**DIRECTIONS:** Copy out every line in which the string "type" occurs.

(Collected data entries)
● ● ●
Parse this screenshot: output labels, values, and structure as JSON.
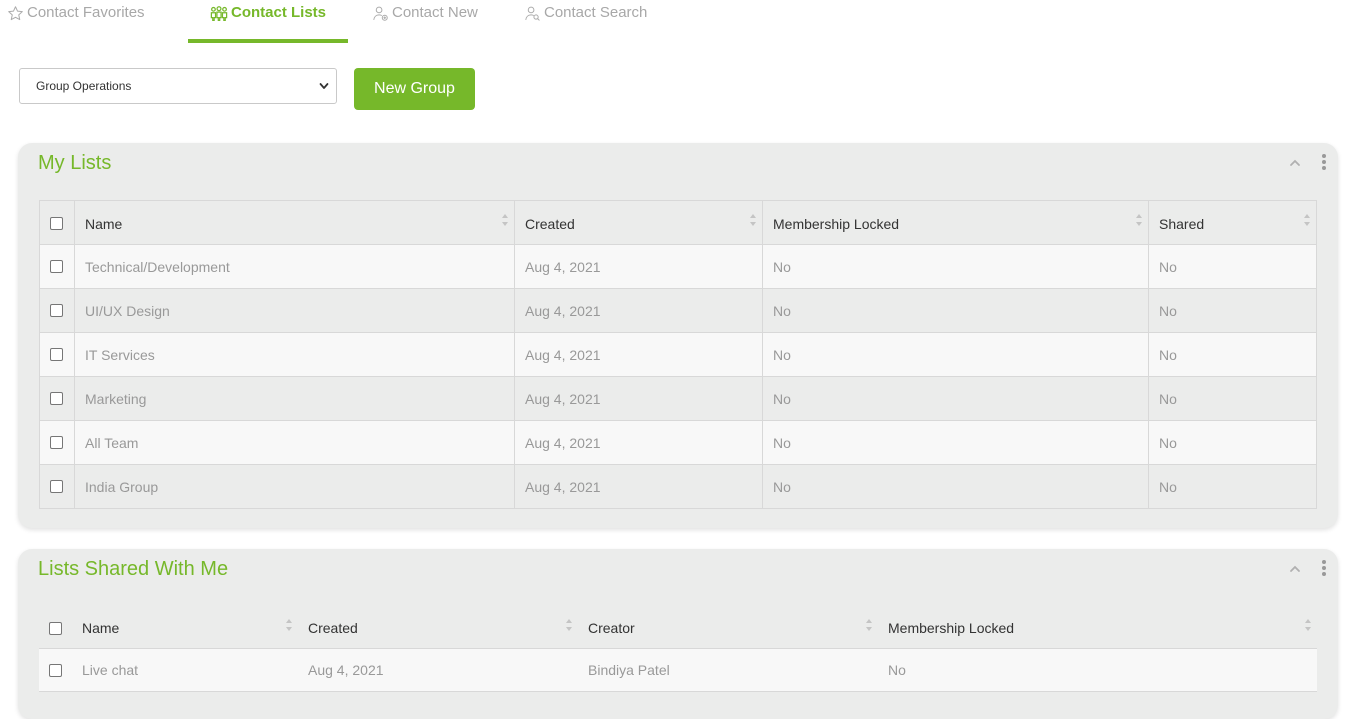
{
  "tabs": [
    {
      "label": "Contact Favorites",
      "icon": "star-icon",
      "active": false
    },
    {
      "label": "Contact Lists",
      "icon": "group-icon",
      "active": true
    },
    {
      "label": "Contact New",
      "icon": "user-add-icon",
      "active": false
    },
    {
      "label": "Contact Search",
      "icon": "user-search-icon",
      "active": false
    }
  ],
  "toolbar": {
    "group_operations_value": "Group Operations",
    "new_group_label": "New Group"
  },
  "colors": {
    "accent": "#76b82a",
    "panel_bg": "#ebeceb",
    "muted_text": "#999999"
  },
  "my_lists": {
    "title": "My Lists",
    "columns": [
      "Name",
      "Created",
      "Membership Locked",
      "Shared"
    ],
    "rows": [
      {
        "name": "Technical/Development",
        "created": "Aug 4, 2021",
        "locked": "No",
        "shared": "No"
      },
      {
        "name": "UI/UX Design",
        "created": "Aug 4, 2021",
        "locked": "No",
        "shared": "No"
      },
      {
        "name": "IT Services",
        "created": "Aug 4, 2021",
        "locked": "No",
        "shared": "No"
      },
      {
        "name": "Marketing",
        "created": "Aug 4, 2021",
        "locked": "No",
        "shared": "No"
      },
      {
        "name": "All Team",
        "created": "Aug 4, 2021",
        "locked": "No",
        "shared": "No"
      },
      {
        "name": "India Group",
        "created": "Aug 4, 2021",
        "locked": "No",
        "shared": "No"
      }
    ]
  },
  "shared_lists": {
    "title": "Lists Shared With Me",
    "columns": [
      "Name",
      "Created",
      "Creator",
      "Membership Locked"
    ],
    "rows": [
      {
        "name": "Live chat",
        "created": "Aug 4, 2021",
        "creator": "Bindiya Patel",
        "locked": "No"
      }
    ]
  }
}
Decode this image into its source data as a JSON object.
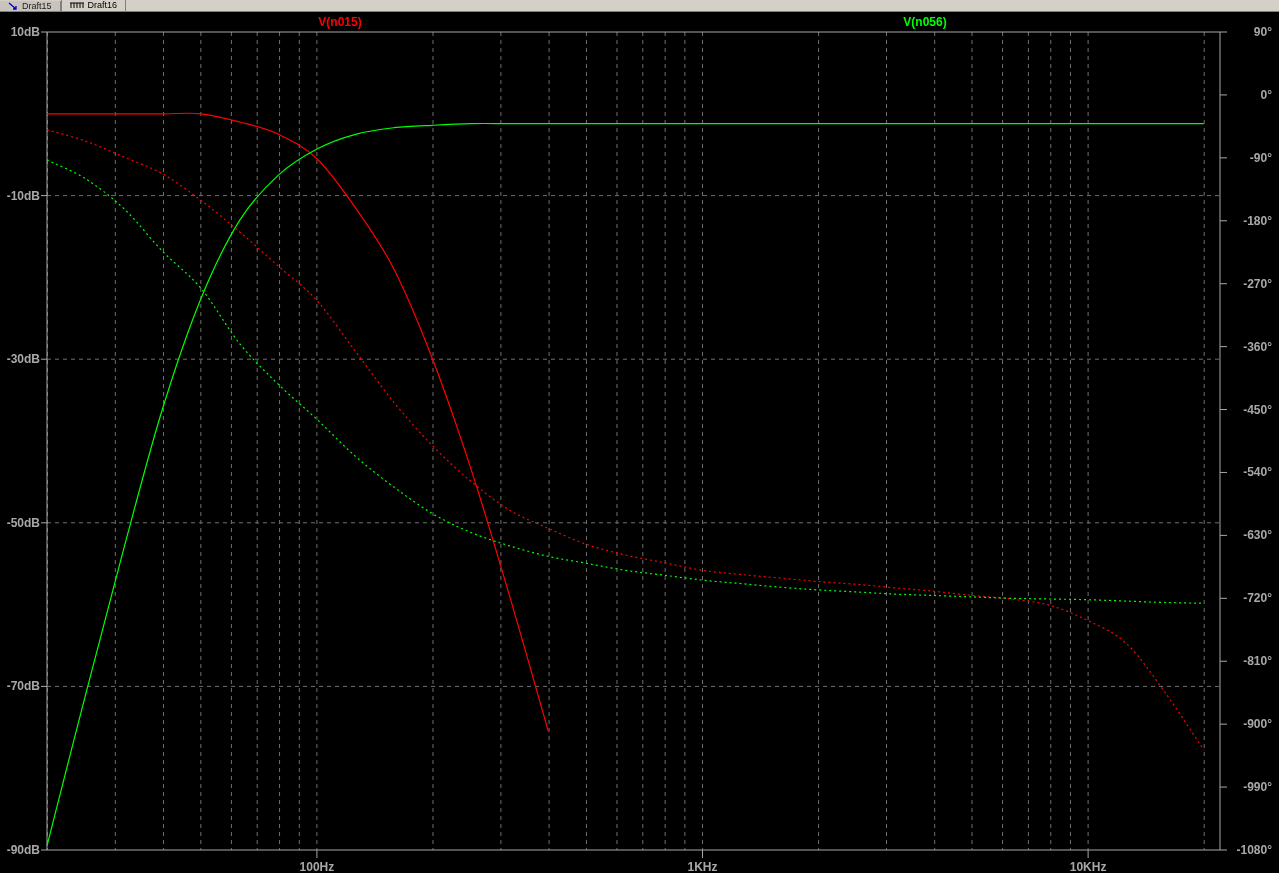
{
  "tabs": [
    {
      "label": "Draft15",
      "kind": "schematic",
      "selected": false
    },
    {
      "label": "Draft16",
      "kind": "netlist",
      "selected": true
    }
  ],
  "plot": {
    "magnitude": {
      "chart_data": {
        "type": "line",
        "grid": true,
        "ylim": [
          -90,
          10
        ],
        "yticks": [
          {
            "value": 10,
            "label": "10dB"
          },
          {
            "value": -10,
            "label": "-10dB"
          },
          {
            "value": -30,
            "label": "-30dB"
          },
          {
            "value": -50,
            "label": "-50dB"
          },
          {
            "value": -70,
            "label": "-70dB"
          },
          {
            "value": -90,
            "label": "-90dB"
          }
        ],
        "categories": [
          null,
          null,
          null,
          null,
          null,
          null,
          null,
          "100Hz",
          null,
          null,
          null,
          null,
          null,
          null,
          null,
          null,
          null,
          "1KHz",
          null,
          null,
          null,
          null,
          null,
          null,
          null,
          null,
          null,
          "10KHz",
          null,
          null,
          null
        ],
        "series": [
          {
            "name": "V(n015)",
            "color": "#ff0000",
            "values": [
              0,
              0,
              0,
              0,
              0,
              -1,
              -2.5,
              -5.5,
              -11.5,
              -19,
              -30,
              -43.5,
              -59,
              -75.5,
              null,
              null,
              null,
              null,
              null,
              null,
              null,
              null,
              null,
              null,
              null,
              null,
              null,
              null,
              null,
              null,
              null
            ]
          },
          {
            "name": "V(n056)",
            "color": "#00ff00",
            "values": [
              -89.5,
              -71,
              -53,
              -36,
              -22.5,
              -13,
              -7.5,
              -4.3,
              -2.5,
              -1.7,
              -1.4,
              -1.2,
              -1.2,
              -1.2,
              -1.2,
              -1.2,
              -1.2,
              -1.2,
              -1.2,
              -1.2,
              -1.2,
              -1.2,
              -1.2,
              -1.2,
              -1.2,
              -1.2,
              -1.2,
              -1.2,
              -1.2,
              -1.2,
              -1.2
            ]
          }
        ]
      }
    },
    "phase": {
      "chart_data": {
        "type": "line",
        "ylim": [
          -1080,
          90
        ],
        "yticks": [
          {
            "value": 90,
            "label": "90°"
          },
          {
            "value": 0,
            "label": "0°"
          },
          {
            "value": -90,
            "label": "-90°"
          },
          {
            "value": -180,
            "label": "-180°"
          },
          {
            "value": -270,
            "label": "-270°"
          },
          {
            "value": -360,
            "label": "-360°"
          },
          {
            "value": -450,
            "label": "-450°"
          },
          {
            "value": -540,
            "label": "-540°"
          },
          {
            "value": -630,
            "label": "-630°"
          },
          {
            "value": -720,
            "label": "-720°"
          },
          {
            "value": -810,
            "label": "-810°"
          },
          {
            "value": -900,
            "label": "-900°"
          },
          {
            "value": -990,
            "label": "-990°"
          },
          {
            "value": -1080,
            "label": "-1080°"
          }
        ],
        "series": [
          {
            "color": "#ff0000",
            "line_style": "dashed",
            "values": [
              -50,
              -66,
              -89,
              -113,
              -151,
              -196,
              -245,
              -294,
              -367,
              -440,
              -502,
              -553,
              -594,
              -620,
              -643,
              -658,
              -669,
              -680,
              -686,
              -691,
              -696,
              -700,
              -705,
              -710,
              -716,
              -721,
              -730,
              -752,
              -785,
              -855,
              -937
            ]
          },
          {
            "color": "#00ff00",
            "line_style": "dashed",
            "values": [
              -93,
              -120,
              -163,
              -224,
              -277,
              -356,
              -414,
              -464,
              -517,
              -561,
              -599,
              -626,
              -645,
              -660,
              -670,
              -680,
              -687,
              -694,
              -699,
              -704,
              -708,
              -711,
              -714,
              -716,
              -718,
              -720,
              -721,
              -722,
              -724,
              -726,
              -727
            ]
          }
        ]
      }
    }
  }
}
● ● ●
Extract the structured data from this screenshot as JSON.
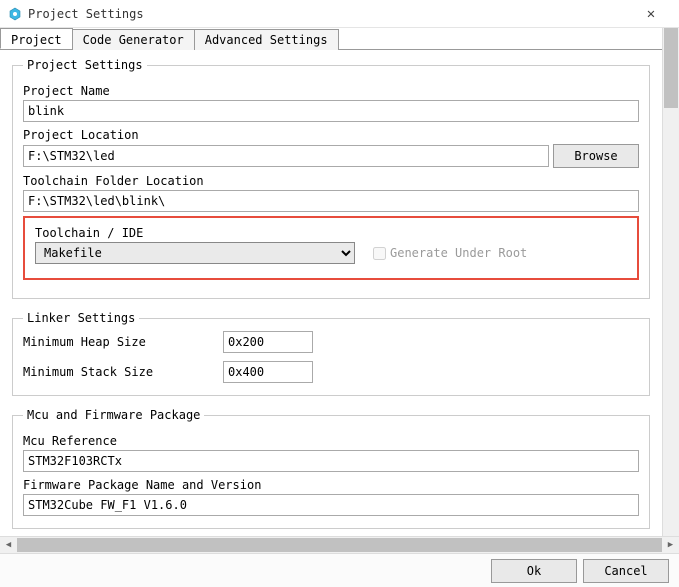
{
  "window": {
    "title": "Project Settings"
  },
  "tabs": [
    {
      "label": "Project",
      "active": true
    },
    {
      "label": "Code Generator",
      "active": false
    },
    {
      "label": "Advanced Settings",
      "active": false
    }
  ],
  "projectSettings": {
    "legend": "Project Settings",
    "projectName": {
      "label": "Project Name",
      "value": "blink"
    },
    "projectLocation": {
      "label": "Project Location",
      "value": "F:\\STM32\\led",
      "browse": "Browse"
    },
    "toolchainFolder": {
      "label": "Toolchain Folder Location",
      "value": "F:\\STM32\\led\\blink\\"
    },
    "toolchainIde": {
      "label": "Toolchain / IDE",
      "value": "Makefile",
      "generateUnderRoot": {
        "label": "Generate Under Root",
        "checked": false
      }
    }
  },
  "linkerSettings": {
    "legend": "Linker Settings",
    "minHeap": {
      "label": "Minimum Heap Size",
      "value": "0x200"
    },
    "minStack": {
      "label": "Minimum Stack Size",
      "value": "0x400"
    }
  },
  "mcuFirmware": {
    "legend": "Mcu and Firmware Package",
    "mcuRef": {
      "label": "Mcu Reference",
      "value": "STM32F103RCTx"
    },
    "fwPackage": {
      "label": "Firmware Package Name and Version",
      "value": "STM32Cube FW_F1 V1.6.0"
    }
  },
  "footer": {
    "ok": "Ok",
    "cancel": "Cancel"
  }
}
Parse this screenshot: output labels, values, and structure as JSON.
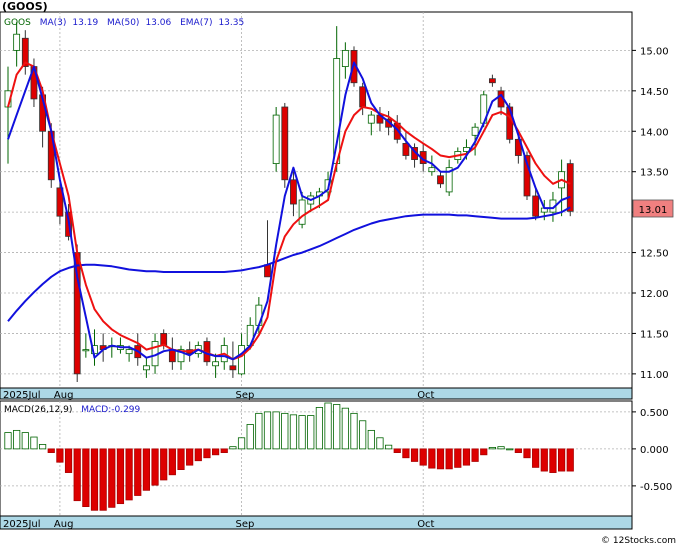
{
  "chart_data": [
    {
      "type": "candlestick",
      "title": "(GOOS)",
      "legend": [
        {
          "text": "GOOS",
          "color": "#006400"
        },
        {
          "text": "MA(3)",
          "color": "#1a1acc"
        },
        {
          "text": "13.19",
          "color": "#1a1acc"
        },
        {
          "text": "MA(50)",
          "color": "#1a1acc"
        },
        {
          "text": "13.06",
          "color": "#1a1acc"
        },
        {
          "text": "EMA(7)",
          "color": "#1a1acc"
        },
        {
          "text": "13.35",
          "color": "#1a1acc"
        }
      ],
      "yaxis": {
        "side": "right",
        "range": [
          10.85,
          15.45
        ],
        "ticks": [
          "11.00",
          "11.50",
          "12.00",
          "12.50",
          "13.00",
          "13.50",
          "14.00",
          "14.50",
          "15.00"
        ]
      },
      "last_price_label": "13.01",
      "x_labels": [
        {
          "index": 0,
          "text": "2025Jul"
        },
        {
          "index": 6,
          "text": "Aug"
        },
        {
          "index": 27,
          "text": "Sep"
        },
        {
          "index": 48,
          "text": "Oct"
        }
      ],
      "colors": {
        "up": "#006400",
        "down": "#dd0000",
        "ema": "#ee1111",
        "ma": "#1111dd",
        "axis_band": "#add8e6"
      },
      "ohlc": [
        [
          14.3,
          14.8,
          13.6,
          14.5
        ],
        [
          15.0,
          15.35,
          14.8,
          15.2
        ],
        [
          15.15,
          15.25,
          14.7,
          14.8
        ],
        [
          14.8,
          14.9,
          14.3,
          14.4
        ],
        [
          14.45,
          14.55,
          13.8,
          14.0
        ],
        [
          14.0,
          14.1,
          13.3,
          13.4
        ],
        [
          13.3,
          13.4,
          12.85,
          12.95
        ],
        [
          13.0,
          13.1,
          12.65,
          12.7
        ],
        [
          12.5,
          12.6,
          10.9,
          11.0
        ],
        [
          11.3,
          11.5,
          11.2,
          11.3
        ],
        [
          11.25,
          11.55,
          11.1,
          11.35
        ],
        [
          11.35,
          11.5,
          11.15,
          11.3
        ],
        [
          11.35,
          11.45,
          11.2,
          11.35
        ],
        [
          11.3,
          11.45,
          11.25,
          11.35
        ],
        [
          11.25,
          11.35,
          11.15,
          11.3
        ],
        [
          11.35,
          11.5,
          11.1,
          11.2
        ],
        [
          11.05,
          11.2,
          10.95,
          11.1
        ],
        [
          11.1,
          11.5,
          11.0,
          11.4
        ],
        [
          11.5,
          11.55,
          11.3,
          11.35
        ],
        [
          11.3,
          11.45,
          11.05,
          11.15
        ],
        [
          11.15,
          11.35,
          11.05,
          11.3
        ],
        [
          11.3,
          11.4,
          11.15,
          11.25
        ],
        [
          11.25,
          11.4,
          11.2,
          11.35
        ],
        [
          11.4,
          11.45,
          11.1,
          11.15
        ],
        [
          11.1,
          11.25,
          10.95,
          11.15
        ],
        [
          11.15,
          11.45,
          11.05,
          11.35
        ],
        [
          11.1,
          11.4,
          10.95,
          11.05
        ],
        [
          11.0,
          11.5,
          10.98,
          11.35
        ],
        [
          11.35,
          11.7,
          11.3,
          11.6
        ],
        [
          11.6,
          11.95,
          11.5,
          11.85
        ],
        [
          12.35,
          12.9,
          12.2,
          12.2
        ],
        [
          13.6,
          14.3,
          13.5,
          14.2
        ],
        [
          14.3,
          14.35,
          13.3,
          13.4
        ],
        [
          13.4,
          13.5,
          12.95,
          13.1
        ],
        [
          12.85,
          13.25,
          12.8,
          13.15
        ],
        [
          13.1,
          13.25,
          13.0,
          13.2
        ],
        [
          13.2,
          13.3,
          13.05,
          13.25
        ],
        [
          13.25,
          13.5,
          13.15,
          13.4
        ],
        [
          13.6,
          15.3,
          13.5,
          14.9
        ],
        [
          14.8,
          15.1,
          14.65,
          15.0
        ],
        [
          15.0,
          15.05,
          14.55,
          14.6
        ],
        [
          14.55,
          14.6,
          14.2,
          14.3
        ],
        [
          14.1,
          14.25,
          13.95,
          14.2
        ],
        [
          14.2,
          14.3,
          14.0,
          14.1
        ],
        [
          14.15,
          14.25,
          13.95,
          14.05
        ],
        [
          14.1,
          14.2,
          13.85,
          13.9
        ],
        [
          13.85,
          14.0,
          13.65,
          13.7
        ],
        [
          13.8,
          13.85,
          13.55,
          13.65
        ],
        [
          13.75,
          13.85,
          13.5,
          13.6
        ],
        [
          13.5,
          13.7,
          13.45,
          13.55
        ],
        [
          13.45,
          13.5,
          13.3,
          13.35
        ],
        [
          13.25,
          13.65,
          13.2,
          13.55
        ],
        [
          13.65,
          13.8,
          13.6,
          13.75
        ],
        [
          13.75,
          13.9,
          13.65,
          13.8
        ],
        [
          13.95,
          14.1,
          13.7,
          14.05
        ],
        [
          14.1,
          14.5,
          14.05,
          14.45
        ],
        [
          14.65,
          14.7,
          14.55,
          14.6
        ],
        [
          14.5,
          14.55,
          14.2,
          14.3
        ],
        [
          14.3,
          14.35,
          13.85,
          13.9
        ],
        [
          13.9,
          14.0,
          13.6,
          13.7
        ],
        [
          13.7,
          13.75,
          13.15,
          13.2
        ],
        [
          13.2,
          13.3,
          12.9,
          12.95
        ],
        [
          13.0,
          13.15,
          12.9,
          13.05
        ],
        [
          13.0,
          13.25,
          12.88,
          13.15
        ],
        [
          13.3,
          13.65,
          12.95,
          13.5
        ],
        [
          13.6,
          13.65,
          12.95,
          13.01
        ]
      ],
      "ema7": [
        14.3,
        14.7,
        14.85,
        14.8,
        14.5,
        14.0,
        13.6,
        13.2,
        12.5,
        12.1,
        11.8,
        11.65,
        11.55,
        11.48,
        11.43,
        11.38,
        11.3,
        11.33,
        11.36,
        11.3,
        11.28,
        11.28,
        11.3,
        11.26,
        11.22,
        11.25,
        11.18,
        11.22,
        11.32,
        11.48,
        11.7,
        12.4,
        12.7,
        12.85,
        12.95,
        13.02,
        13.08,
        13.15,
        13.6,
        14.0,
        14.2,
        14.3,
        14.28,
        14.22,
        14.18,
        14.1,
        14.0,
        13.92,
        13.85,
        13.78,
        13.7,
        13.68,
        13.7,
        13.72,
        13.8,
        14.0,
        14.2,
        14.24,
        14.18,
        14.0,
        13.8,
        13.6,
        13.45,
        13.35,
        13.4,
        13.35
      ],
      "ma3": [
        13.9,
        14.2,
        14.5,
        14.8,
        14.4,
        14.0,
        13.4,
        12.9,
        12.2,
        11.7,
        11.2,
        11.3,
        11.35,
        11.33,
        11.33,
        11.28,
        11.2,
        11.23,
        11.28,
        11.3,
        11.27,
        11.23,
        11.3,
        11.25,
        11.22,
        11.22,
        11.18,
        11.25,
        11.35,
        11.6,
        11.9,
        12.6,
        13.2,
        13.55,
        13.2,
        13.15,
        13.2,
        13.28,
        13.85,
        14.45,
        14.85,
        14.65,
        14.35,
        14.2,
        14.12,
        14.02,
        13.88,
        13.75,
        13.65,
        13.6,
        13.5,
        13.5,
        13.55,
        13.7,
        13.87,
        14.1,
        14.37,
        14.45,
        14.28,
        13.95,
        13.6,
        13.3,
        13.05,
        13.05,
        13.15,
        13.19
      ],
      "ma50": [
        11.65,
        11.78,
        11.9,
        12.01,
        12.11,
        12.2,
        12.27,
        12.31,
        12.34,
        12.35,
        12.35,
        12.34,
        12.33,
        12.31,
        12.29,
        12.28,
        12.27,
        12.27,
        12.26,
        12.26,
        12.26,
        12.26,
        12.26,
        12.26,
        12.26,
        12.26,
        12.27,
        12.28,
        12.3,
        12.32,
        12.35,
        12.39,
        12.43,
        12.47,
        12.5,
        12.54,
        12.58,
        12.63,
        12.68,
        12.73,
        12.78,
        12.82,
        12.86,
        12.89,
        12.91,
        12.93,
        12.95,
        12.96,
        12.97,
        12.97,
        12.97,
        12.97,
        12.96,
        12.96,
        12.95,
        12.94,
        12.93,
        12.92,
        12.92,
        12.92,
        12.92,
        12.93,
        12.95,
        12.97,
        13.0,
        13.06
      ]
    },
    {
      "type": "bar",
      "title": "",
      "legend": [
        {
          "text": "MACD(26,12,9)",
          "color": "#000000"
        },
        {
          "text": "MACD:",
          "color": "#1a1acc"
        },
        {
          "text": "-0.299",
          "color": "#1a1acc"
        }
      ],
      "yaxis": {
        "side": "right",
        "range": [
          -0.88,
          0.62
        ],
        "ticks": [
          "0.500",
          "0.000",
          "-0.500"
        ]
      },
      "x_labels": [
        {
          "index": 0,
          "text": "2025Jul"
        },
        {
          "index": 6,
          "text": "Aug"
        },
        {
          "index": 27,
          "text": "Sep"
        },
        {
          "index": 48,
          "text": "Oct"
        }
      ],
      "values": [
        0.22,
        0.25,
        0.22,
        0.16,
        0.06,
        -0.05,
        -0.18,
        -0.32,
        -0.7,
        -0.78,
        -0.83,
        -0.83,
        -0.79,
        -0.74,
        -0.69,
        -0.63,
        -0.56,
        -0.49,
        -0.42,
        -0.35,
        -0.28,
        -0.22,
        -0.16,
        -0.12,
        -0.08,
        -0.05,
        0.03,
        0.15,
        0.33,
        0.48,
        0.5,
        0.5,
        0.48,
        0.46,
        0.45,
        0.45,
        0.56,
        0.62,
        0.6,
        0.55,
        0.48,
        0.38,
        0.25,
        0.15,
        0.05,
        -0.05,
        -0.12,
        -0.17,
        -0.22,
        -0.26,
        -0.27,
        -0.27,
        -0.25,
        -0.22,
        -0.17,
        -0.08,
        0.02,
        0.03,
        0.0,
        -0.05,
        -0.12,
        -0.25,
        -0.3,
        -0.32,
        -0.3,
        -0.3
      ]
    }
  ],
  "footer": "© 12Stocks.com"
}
● ● ●
**TASK RESPONSE:**
        "type": "line",
        "type": "line",
      "type": "candlestick",
      "type": "bar",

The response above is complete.